Exercise inputs ->
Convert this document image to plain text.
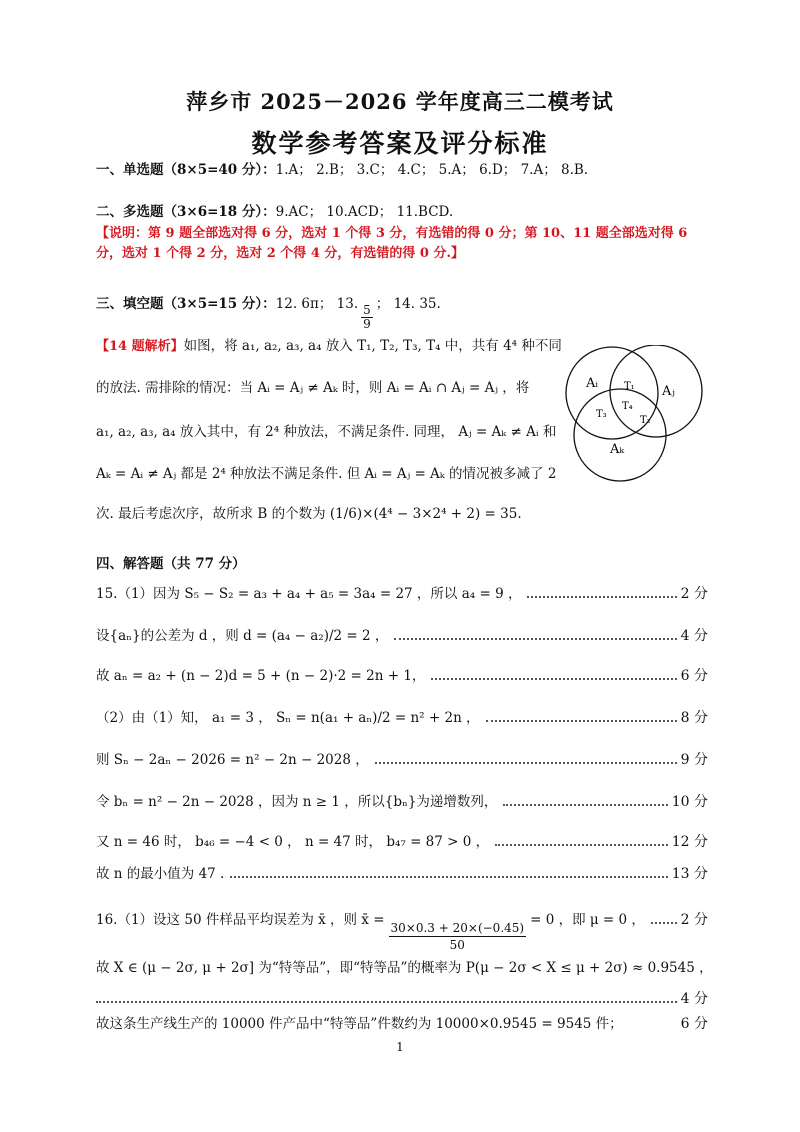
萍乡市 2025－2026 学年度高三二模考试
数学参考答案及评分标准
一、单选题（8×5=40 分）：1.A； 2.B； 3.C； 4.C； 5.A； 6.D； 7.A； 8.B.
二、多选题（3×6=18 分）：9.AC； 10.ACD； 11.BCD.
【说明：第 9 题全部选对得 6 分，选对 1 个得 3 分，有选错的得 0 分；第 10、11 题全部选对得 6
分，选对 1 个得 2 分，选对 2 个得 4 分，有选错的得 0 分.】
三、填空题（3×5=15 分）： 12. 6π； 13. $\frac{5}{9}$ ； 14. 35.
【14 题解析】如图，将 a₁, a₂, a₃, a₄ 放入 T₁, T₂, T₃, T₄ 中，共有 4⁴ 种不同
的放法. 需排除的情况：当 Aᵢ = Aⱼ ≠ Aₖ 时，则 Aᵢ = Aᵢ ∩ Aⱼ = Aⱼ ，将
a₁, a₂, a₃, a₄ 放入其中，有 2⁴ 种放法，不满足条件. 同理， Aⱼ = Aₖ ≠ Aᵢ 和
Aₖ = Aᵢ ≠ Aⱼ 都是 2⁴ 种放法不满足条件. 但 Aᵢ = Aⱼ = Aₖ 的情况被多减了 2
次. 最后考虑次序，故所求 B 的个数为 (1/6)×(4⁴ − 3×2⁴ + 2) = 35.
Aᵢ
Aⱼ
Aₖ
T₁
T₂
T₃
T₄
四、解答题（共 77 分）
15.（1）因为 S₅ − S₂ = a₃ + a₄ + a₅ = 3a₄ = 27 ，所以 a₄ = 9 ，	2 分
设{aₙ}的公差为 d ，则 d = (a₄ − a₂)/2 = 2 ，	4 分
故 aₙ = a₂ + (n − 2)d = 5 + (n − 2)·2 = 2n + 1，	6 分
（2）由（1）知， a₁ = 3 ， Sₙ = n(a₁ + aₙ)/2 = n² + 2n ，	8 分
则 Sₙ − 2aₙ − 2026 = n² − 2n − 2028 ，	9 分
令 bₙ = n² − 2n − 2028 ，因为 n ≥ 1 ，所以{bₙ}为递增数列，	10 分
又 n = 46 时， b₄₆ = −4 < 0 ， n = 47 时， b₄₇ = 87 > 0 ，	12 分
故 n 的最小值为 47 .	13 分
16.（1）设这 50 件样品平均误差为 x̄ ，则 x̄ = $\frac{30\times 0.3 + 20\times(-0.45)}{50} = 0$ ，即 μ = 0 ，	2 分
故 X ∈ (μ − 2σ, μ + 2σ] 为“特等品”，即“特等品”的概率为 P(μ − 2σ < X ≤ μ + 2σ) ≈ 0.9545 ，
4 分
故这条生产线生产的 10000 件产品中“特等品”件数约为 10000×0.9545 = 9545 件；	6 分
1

Given instruction ->
Provide only the number of lines in the records containing the string "有选错的得".

Solution to the problem ->
2